Tally how many lines include "JSON". The number is the whole answer.
───── Supplied records ─────
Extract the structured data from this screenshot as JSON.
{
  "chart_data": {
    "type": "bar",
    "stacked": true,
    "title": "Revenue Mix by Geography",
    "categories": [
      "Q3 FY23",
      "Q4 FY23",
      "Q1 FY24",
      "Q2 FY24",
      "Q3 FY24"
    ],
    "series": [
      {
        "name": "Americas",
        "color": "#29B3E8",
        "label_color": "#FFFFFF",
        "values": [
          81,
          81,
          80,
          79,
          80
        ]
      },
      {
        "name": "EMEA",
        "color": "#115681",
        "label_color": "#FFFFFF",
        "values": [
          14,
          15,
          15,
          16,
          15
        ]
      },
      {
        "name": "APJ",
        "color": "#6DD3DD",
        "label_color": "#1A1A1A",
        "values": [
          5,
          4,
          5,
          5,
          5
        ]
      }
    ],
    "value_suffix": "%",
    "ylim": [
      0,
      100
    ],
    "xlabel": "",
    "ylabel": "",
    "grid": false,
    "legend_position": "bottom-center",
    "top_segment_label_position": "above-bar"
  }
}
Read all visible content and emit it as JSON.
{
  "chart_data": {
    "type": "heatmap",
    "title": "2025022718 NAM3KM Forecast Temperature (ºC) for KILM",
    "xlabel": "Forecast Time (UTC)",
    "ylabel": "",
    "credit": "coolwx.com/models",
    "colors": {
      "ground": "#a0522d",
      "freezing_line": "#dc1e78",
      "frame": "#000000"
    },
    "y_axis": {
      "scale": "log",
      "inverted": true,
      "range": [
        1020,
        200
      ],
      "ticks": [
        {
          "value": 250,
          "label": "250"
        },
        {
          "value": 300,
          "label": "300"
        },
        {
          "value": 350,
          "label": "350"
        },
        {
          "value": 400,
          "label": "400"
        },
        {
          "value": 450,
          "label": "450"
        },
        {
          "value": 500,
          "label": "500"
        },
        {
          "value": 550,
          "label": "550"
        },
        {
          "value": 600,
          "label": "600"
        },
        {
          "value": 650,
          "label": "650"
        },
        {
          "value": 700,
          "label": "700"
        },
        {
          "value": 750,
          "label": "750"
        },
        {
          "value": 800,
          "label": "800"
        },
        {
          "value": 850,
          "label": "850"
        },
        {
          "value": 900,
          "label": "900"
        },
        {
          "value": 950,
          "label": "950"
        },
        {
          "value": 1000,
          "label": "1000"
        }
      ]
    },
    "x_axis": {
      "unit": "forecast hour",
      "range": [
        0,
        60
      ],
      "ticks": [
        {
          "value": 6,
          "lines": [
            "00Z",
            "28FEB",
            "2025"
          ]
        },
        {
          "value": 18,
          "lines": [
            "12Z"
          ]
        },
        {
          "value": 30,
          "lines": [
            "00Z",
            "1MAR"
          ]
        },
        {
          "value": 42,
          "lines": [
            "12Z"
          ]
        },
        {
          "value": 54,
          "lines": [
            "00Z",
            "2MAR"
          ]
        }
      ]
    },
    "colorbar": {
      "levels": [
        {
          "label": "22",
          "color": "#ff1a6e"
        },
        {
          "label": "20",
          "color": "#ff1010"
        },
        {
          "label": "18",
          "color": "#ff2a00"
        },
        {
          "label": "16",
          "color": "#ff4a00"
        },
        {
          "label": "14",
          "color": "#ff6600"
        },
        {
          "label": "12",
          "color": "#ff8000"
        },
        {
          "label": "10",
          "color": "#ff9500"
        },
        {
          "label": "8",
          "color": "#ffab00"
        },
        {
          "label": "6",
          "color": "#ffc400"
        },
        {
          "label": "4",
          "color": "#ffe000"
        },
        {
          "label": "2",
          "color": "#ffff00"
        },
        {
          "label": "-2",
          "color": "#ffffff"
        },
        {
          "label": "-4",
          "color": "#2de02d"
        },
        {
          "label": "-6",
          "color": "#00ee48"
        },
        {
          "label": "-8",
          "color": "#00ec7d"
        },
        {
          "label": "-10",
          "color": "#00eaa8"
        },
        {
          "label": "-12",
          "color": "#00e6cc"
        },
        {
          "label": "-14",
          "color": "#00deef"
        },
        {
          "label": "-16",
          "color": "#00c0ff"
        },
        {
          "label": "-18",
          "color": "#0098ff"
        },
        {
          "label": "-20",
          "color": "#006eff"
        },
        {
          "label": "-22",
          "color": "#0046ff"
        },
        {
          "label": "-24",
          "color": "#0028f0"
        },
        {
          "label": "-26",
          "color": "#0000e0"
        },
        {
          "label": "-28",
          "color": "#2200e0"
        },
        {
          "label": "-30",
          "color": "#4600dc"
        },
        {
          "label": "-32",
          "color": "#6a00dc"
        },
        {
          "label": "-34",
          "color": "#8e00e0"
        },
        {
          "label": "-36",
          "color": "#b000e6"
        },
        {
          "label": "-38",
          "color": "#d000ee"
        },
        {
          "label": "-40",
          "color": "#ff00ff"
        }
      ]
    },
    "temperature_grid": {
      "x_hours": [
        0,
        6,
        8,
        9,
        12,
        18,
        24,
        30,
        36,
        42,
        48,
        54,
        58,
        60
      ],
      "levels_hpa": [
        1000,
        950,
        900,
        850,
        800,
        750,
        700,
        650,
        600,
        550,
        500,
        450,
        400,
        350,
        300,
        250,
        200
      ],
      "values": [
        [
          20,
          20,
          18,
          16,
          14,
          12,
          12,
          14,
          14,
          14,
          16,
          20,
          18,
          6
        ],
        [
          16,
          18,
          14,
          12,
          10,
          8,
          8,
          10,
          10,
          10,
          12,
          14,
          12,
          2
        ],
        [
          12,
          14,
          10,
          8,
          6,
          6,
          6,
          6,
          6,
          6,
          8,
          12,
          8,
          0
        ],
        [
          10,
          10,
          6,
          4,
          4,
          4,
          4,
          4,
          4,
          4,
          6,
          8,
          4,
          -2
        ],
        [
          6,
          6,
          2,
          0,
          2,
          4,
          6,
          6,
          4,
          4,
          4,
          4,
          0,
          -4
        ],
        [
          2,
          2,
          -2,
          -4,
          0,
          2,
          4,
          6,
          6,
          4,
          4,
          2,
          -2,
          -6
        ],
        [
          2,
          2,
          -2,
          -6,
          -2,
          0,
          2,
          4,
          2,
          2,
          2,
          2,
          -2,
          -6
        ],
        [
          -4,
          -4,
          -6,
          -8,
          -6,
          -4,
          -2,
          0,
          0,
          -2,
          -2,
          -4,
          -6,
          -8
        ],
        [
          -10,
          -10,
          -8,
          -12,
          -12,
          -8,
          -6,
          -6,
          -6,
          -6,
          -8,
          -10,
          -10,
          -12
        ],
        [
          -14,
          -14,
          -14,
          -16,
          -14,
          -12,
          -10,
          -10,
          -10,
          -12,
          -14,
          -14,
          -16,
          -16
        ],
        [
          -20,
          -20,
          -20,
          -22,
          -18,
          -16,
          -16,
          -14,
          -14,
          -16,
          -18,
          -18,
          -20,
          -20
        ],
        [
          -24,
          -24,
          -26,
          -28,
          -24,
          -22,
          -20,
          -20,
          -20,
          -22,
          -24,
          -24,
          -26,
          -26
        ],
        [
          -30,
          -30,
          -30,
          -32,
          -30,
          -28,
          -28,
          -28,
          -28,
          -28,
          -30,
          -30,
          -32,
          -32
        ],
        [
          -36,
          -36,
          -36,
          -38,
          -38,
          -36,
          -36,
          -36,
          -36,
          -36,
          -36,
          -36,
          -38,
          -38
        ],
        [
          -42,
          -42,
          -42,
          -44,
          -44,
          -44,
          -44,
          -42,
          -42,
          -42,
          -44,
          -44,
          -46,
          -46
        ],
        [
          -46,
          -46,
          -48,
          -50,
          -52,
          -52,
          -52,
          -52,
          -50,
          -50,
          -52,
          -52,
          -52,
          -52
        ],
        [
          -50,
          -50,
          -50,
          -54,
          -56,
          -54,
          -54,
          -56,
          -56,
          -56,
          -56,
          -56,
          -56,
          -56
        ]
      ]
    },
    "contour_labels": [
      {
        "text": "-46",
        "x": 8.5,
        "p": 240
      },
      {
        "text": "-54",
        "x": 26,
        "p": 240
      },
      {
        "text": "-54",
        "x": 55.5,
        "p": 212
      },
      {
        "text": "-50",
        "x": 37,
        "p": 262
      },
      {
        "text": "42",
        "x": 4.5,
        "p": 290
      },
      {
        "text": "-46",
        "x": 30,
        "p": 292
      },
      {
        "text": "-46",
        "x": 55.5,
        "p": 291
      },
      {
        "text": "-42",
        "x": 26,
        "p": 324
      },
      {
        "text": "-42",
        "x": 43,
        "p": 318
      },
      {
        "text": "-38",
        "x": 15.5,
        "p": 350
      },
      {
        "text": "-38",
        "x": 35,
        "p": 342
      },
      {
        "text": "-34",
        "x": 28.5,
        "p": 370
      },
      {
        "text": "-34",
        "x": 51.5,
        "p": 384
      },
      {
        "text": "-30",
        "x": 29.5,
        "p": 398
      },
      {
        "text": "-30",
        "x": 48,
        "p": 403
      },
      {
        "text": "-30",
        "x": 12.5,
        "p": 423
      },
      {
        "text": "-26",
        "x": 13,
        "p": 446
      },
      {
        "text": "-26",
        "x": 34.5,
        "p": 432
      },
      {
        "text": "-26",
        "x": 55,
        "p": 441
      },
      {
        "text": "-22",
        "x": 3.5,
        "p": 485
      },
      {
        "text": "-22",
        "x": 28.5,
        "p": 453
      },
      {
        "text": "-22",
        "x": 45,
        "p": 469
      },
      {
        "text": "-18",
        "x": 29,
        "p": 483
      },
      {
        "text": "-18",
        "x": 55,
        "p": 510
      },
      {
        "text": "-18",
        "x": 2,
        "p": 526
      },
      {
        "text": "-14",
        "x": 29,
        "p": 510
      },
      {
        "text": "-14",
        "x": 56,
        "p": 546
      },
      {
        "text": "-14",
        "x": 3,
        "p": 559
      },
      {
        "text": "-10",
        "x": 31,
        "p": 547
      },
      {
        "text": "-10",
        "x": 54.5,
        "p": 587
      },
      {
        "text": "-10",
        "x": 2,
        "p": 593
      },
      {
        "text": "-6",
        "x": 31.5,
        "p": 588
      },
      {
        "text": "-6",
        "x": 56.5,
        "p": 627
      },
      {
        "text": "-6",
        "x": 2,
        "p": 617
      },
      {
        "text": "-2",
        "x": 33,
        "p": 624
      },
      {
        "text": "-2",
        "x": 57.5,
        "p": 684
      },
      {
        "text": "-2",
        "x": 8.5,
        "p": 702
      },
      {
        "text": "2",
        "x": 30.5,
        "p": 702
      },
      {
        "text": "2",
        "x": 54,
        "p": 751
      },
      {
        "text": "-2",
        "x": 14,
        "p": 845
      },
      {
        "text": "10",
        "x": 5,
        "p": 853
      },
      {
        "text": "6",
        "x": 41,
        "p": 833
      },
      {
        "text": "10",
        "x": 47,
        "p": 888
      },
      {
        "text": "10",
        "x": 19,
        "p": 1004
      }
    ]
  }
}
─────
* [Response to the exercise] 2